■ Short task
Pull out every line with the word "accent" from the entries below.

■ Records for the exercise
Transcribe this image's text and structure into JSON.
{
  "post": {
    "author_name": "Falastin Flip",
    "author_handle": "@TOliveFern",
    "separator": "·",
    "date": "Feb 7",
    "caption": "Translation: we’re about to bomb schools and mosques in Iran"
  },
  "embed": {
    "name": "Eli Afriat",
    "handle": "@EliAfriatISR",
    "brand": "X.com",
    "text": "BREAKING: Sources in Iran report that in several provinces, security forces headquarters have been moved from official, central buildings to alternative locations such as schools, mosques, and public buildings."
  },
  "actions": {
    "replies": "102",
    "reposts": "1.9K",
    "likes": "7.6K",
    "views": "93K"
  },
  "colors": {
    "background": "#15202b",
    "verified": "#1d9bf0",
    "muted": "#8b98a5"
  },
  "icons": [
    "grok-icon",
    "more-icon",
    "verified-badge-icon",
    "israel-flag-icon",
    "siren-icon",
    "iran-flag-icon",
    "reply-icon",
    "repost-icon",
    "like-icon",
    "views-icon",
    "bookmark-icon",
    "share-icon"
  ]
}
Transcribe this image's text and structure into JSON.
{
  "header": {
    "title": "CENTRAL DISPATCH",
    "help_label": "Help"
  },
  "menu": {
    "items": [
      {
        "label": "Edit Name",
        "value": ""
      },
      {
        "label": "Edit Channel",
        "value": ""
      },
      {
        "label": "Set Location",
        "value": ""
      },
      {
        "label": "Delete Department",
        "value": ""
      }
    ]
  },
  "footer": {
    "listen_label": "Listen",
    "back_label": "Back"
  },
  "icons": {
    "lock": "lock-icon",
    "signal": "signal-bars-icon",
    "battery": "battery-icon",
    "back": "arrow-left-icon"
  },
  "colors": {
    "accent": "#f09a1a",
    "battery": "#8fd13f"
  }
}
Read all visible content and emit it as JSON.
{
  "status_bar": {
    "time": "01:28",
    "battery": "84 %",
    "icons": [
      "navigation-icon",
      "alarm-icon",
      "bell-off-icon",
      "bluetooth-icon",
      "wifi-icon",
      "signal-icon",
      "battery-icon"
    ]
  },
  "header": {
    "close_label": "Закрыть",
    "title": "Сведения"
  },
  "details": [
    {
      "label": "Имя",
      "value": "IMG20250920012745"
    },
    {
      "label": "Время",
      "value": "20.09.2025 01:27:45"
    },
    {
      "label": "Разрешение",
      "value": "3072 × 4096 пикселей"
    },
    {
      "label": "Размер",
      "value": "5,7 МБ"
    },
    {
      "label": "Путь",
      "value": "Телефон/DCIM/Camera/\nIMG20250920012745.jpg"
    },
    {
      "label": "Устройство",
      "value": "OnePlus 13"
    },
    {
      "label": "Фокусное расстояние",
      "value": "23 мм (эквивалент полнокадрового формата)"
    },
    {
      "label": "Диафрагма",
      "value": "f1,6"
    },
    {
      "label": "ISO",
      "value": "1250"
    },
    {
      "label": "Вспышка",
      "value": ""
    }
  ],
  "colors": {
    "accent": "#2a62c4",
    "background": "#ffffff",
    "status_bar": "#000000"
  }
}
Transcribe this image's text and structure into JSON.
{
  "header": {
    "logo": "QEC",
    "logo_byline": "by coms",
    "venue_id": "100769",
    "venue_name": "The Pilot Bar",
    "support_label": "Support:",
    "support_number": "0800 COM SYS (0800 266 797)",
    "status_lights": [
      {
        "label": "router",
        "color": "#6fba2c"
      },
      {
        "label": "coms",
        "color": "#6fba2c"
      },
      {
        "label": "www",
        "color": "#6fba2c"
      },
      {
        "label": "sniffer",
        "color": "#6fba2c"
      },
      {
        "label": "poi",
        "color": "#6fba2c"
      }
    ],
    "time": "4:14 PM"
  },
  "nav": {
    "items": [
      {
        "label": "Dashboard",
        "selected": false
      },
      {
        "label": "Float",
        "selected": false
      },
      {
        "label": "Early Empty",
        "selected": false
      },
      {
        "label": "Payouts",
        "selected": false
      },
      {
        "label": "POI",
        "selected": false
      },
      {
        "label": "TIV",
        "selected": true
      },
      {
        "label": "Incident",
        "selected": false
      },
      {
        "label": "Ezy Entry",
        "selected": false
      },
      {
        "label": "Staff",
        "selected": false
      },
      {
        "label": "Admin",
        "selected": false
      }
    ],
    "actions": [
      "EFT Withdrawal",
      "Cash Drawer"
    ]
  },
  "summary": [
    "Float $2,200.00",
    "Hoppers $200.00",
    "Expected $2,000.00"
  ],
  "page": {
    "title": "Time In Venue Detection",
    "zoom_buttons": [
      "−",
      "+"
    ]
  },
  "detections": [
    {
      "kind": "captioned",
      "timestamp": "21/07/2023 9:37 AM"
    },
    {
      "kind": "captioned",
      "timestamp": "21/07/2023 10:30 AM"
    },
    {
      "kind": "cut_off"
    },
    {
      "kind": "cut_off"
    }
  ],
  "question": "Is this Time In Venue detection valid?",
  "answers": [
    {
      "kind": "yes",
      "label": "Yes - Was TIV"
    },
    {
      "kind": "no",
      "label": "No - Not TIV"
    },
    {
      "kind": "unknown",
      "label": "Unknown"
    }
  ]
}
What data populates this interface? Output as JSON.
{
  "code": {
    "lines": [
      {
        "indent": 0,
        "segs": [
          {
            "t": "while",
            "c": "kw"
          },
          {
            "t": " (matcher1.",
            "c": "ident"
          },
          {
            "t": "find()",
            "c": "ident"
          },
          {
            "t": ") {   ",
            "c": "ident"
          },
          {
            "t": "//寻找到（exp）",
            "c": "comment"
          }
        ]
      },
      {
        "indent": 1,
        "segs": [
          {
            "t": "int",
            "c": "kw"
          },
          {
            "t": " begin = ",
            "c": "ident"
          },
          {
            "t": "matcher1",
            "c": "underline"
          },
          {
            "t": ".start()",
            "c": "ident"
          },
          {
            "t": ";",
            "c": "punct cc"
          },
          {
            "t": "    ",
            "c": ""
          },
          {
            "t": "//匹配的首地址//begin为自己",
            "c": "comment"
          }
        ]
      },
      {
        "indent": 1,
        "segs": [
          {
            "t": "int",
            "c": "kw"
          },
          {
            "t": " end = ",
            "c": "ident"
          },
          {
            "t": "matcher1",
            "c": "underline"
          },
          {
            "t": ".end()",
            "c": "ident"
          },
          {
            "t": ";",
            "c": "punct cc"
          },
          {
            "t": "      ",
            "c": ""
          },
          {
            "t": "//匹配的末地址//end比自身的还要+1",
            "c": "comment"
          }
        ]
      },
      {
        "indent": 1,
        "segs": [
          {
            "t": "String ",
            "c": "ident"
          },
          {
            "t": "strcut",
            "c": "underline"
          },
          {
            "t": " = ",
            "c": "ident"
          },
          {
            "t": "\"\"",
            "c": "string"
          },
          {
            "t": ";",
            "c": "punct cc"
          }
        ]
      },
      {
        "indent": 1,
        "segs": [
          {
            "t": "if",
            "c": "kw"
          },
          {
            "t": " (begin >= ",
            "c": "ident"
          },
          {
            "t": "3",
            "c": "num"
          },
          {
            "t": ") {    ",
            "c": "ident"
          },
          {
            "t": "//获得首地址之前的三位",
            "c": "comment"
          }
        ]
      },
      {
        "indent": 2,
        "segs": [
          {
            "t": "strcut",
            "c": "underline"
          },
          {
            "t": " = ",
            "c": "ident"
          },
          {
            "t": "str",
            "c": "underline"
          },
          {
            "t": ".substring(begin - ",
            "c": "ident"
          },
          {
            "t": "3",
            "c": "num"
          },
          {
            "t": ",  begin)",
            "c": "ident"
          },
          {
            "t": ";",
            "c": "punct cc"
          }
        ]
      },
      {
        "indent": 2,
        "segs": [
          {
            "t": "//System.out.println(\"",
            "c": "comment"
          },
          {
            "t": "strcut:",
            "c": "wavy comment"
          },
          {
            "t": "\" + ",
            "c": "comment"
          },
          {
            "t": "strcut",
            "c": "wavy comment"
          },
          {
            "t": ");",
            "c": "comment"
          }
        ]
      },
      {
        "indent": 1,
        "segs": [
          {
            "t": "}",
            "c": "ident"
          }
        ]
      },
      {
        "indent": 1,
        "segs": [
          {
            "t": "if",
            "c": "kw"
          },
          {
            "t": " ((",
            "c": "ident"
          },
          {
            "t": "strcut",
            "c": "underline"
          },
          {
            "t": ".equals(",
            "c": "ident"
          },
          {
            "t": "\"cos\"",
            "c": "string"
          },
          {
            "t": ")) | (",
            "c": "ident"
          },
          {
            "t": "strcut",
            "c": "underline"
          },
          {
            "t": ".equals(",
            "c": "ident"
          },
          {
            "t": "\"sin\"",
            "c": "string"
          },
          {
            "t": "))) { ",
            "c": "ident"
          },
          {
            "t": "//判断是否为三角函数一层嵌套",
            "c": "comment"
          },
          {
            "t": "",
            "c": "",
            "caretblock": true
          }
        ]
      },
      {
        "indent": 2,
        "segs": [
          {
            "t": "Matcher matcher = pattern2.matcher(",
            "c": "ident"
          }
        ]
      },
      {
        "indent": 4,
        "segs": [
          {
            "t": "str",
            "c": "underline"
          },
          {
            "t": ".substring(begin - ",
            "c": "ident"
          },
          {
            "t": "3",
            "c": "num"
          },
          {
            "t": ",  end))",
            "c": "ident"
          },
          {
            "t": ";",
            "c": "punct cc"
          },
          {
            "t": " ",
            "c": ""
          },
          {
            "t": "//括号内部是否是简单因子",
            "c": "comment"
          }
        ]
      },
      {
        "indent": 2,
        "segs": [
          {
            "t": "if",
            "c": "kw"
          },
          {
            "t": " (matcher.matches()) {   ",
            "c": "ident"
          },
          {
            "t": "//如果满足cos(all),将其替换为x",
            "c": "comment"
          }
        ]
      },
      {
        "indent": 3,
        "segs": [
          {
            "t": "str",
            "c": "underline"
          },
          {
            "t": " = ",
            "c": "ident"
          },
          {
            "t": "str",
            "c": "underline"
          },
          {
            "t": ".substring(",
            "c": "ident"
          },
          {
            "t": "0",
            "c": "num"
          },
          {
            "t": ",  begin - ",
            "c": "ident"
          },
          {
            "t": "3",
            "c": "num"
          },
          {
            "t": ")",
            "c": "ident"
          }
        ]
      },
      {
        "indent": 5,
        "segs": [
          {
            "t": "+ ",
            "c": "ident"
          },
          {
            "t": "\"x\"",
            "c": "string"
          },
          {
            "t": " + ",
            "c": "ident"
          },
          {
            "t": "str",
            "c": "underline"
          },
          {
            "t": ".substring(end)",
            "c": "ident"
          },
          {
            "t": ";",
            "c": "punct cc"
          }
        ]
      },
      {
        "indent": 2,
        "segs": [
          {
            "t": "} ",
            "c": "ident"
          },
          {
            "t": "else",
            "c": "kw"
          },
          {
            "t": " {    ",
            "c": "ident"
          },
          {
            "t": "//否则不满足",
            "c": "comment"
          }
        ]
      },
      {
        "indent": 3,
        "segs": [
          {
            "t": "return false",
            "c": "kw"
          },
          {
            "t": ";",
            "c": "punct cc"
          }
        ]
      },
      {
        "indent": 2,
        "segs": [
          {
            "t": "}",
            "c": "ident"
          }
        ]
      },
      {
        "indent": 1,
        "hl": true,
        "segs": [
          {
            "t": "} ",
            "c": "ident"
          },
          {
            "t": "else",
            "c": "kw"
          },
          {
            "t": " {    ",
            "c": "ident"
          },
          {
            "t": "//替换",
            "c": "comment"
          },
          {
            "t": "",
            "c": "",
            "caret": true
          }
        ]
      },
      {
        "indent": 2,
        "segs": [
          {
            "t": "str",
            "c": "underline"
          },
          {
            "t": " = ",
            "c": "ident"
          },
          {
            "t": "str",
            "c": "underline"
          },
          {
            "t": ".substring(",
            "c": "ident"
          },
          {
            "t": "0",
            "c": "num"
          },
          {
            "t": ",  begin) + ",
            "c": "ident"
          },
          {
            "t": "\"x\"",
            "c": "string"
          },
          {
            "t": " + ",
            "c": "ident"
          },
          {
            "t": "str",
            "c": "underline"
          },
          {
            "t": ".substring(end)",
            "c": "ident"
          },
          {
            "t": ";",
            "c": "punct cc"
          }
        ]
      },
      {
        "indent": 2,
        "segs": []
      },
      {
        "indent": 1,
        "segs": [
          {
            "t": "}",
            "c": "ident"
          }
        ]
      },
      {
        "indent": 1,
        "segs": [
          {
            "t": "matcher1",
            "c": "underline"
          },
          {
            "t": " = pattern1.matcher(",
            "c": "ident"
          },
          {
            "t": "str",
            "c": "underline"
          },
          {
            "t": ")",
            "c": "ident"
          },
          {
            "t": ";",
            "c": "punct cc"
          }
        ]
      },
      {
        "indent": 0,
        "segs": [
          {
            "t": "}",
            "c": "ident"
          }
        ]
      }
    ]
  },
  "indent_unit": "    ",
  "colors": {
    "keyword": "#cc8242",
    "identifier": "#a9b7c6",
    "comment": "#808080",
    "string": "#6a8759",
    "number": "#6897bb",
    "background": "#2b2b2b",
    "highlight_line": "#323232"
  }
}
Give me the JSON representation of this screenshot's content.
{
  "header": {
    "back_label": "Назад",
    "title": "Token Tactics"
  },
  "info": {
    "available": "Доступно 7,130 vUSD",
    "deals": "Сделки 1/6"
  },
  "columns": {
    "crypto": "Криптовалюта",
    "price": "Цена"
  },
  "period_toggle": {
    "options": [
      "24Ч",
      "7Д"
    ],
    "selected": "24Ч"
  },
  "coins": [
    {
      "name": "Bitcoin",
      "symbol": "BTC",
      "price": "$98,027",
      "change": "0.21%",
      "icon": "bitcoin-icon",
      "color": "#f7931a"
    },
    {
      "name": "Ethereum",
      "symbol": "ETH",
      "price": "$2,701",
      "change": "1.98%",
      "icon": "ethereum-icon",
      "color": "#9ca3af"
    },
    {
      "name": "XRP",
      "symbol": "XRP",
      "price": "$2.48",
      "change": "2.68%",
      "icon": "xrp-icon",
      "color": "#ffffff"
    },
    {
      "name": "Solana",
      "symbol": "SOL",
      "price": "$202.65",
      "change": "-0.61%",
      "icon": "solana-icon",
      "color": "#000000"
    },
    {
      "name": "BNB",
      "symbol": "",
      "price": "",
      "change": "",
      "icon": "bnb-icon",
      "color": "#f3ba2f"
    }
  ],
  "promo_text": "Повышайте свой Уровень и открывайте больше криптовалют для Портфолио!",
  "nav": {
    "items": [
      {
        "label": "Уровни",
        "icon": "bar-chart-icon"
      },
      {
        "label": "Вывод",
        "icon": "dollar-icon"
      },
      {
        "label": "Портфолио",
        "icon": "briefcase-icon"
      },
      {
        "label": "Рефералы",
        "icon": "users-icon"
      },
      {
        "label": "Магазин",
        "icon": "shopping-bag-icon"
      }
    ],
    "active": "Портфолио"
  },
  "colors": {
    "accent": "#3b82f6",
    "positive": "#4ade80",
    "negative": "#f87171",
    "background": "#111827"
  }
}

■ Finished exercise
    "accent": "#f09a1a",
    "accent": "#2a62c4",
    "accent": "#3b82f6",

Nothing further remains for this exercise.